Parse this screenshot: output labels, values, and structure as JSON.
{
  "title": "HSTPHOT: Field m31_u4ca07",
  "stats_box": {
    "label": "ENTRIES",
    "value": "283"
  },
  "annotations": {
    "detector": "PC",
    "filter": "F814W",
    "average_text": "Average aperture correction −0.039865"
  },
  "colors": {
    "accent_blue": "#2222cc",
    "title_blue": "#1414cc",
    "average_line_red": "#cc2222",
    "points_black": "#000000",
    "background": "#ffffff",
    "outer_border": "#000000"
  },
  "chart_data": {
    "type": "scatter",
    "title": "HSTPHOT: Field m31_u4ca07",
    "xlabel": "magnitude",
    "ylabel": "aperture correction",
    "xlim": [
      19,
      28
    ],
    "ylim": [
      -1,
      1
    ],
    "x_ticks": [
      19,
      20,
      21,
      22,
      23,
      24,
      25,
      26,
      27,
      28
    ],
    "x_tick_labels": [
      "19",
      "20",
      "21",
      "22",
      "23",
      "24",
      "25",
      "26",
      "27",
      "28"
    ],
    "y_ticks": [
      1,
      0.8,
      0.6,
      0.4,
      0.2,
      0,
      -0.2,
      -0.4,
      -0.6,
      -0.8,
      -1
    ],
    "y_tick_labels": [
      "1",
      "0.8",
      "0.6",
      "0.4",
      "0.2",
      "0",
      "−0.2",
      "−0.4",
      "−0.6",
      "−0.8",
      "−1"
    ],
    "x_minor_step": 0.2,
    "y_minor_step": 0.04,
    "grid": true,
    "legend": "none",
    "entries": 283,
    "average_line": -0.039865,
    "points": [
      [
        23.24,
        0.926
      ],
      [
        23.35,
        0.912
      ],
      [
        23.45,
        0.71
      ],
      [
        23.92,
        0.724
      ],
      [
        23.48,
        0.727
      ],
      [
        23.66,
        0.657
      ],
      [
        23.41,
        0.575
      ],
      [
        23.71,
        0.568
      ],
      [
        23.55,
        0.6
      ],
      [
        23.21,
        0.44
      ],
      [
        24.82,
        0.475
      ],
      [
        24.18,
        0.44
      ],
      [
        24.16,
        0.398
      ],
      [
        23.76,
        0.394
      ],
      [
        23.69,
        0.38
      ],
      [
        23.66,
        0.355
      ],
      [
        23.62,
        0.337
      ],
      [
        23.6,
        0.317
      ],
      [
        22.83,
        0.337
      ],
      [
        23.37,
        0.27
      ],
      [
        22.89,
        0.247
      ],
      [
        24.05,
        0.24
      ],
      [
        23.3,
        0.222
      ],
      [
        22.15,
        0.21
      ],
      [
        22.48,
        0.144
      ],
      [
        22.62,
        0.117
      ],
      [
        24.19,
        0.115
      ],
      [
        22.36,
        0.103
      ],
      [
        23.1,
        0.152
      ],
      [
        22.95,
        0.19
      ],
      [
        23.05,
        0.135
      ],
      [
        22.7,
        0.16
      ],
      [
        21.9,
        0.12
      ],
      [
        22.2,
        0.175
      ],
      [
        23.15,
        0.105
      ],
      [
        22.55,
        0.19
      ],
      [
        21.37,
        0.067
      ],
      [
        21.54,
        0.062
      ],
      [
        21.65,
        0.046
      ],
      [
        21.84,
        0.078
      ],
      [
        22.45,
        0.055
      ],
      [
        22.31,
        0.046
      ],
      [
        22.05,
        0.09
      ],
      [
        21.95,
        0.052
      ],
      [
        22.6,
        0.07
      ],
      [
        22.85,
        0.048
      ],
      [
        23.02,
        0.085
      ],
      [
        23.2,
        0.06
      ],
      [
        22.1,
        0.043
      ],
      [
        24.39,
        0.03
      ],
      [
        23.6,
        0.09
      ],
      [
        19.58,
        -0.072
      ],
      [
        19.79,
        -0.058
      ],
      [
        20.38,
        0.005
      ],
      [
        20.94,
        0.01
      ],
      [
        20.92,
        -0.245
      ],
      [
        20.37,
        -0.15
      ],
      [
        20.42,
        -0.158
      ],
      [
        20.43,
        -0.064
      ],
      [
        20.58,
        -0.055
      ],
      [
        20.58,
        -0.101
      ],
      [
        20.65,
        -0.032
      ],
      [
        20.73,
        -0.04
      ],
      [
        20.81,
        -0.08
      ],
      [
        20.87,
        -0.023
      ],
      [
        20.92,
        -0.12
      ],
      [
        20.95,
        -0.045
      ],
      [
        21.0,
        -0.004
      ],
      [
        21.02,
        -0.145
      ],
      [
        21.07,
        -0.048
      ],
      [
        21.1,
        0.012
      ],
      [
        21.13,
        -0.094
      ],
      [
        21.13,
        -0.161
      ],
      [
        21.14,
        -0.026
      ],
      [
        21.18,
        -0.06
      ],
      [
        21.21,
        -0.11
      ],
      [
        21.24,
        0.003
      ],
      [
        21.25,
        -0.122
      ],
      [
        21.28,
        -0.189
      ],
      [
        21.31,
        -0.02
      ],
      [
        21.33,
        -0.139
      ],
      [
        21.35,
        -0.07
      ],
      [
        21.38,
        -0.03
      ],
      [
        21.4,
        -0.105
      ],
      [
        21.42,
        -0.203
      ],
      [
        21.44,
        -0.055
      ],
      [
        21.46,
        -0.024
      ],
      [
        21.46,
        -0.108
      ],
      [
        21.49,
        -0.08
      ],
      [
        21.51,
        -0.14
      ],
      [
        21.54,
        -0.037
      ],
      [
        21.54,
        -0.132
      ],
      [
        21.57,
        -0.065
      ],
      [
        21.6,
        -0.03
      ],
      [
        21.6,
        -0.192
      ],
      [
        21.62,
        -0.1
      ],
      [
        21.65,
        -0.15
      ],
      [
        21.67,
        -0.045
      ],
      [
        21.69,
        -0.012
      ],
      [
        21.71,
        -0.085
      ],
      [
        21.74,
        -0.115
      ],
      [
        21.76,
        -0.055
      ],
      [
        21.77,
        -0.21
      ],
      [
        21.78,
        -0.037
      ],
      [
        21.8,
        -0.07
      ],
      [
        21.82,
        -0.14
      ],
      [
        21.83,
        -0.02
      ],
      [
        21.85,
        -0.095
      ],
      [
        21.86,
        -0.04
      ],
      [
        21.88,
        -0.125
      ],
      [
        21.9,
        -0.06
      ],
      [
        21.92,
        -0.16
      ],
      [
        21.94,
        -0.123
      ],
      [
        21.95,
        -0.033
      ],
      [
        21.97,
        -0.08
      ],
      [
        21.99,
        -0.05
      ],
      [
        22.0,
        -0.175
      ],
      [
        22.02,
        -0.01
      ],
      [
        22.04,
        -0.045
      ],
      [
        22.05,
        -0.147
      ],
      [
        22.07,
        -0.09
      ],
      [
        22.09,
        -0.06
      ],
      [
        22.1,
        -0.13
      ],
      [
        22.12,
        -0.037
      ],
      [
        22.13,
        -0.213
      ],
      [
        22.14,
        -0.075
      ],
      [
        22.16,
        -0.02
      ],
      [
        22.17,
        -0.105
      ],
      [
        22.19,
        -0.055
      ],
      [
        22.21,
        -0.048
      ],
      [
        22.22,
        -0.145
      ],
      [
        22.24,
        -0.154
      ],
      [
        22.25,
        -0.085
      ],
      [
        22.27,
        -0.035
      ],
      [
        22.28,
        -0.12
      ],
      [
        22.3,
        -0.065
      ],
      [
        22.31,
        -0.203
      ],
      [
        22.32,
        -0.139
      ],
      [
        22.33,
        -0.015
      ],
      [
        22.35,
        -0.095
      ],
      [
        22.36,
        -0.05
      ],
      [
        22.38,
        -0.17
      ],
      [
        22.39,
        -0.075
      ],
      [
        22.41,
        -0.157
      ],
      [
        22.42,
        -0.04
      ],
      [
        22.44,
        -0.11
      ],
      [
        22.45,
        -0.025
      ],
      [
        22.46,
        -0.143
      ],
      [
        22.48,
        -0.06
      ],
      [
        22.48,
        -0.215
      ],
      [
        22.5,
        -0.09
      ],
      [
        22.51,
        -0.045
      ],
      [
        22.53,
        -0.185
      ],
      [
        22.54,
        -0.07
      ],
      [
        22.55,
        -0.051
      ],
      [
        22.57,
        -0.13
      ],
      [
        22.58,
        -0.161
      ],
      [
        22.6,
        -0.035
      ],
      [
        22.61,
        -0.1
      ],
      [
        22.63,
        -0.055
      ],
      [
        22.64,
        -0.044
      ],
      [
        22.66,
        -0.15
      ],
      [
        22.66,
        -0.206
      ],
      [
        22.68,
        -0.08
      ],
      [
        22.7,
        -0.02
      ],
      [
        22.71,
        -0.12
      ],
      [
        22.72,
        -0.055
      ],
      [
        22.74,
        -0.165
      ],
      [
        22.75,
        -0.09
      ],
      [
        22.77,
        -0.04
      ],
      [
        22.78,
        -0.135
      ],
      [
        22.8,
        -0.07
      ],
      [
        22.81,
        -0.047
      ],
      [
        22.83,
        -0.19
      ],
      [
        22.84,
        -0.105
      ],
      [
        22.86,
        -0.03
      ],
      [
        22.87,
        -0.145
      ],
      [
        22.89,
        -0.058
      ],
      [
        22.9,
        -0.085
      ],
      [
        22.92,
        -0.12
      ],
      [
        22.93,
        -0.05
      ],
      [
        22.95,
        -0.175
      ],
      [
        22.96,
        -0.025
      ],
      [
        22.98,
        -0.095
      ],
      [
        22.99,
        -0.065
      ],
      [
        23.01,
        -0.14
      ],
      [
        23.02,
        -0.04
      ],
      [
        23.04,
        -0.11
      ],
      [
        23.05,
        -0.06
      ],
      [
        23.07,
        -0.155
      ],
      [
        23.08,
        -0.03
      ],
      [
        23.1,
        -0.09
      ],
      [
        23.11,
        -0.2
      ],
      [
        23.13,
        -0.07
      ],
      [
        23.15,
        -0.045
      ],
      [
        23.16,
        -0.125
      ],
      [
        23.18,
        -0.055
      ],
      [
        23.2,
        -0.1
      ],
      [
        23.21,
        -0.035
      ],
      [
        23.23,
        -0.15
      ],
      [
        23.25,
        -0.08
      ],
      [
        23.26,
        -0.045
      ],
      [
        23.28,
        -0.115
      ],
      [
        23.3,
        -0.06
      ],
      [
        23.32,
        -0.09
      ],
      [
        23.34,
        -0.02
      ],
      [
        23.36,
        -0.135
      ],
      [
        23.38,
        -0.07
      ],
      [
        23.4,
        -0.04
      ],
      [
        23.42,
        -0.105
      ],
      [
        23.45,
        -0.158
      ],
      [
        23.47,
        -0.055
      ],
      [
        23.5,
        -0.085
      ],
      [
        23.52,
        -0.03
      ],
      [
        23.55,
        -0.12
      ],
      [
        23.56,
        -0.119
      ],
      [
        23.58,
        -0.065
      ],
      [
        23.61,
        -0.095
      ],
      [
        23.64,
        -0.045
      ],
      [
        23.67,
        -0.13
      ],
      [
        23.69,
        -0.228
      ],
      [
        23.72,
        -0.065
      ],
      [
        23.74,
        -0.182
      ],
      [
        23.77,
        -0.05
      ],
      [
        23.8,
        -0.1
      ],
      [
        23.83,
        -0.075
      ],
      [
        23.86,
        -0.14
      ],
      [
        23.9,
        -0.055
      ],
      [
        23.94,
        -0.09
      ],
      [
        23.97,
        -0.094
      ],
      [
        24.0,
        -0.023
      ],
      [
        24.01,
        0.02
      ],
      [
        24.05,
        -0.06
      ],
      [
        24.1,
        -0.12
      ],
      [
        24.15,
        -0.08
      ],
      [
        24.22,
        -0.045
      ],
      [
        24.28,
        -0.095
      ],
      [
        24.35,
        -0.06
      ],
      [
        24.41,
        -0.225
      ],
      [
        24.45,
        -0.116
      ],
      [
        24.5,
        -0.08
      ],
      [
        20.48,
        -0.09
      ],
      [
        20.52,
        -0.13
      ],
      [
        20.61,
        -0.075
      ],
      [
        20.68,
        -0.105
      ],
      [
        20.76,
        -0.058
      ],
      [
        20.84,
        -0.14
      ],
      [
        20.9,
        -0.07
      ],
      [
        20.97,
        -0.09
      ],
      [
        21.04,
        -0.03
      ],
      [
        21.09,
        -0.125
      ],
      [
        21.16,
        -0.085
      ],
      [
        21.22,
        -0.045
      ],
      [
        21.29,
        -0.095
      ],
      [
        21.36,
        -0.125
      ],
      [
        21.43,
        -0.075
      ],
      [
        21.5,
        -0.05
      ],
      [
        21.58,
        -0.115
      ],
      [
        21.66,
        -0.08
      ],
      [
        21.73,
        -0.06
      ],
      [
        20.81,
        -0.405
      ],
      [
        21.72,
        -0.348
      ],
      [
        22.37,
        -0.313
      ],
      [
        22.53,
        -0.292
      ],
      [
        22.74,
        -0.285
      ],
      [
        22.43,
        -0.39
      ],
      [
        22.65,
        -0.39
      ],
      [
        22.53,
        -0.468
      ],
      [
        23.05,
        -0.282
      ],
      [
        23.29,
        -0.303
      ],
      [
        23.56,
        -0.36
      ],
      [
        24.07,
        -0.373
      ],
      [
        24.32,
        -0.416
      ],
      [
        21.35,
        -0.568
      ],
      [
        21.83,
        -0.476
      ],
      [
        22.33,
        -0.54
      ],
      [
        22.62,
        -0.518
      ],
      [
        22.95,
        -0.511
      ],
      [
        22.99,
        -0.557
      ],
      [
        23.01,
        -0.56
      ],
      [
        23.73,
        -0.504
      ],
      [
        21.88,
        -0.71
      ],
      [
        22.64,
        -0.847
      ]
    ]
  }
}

#####

_What this task involves_: Write out each line of the data that holds the string "aperture".

_Result of this exercise_:
    "average_text": "Average aperture correction −0.039865"
    "ylabel": "aperture correction",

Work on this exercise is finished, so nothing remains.